Stored records:
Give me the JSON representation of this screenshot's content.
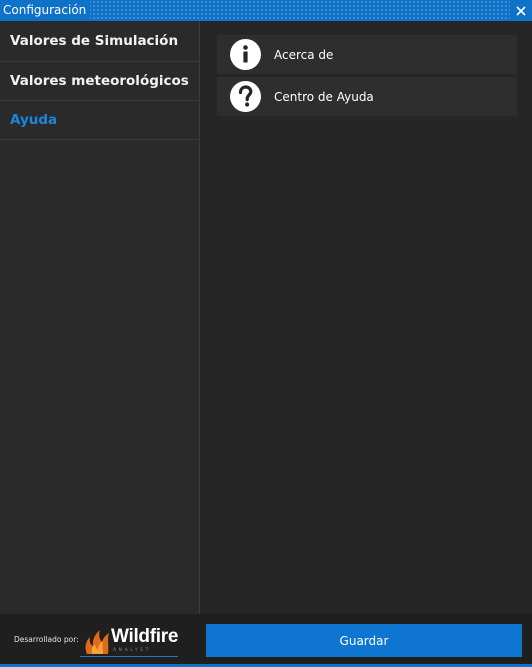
{
  "window": {
    "title": "Configuración",
    "accent": "#0e72c9"
  },
  "sidebar": {
    "items": [
      {
        "label": "Valores de Simulación",
        "active": false
      },
      {
        "label": "Valores meteorológicos",
        "active": false
      },
      {
        "label": "Ayuda",
        "active": true
      }
    ],
    "active_color": "#1a86e0"
  },
  "main": {
    "rows": [
      {
        "label": "Acerca de",
        "icon": "info-icon"
      },
      {
        "label": "Centro de Ayuda",
        "icon": "question-icon"
      }
    ]
  },
  "footer": {
    "developed_by": "Desarrollado por:",
    "logo": {
      "name": "Wildfire",
      "subtitle": "ANALYST"
    },
    "save_label": "Guardar"
  }
}
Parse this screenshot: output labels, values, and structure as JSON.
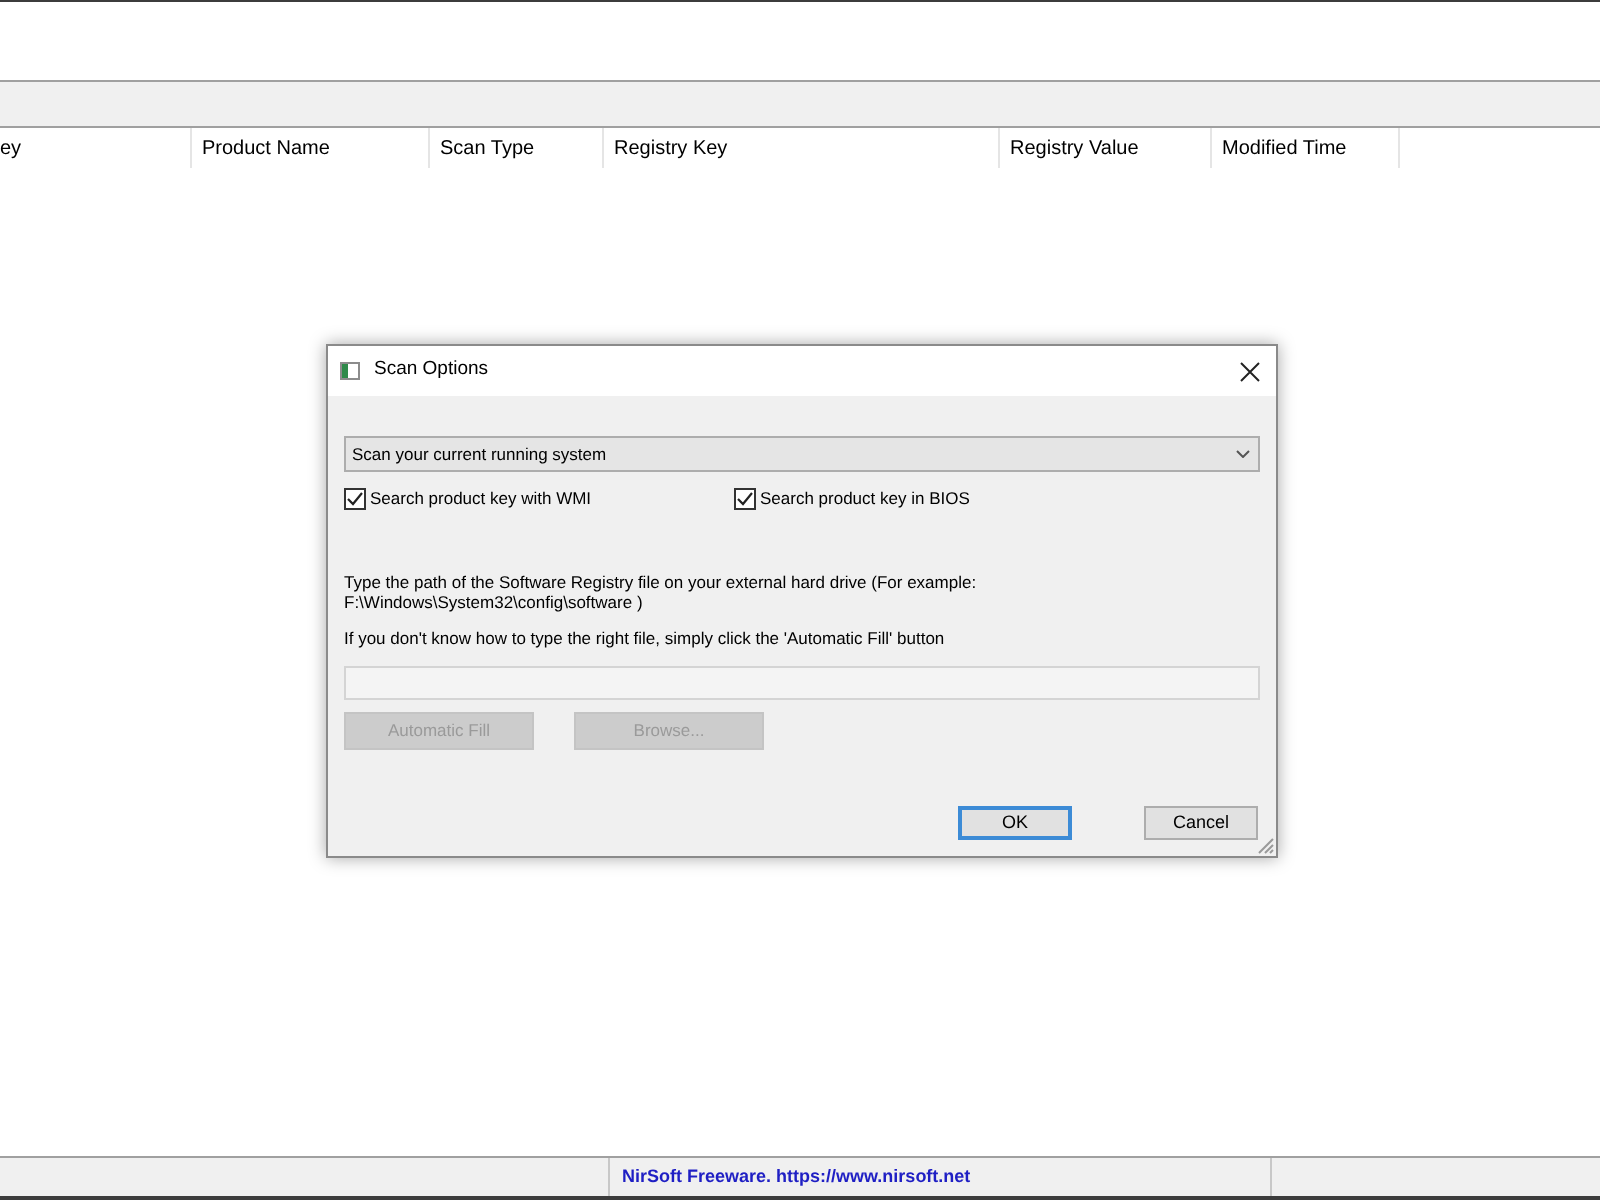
{
  "main_window": {
    "columns": [
      "ey",
      "Product Name",
      "Scan Type",
      "Registry Key",
      "Registry Value",
      "Modified Time"
    ]
  },
  "dialog": {
    "title": "Scan Options",
    "scan_mode": {
      "value": "Scan your current running system"
    },
    "checkboxes": [
      {
        "label": "Search product key with WMI",
        "checked": true
      },
      {
        "label": "Search product key in BIOS",
        "checked": true
      }
    ],
    "path_hint": "Type the path of the Software Registry file on your external hard drive (For example:\nF:\\Windows\\System32\\config\\software )",
    "fill_hint": "If you don't know how to type the right file, simply click the 'Automatic Fill' button",
    "path_field": {
      "disabled": true
    },
    "path_buttons": [
      {
        "label": "Automatic Fill",
        "disabled": true
      },
      {
        "label": "Browse...",
        "disabled": true
      }
    ],
    "buttons": [
      {
        "label": "OK",
        "default": true
      },
      {
        "label": "Cancel",
        "default": false
      }
    ]
  },
  "status_bar": {
    "text": "NirSoft Freeware. https://www.nirsoft.net"
  }
}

What you should do: Print every entry above again without changing a word, and omit the pictures.

Response to this exercise:
Give me the JSON representation of this screenshot's content.
{
  "window": {
    "title": "Configuración",
    "accent": "#0e72c9"
  },
  "sidebar": {
    "items": [
      {
        "label": "Valores de Simulación",
        "active": false
      },
      {
        "label": "Valores meteorológicos",
        "active": false
      },
      {
        "label": "Ayuda",
        "active": true
      }
    ],
    "active_color": "#1a86e0"
  },
  "main": {
    "rows": [
      {
        "label": "Acerca de",
        "icon": "info-icon"
      },
      {
        "label": "Centro de Ayuda",
        "icon": "question-icon"
      }
    ]
  },
  "footer": {
    "developed_by": "Desarrollado por:",
    "logo": {
      "name": "Wildfire",
      "subtitle": "ANALYST"
    },
    "save_label": "Guardar"
  }
}
Parse this screenshot: output labels, values, and structure as JSON.
{
  "main_window": {
    "columns": [
      "ey",
      "Product Name",
      "Scan Type",
      "Registry Key",
      "Registry Value",
      "Modified Time"
    ]
  },
  "dialog": {
    "title": "Scan Options",
    "scan_mode": {
      "value": "Scan your current running system"
    },
    "checkboxes": [
      {
        "label": "Search product key with WMI",
        "checked": true
      },
      {
        "label": "Search product key in BIOS",
        "checked": true
      }
    ],
    "path_hint": "Type the path of the Software Registry file on your external hard drive (For example:\nF:\\Windows\\System32\\config\\software )",
    "fill_hint": "If you don't know how to type the right file, simply click the 'Automatic Fill' button",
    "path_field": {
      "disabled": true
    },
    "path_buttons": [
      {
        "label": "Automatic Fill",
        "disabled": true
      },
      {
        "label": "Browse...",
        "disabled": true
      }
    ],
    "buttons": [
      {
        "label": "OK",
        "default": true
      },
      {
        "label": "Cancel",
        "default": false
      }
    ]
  },
  "status_bar": {
    "text": "NirSoft Freeware. https://www.nirsoft.net"
  }
}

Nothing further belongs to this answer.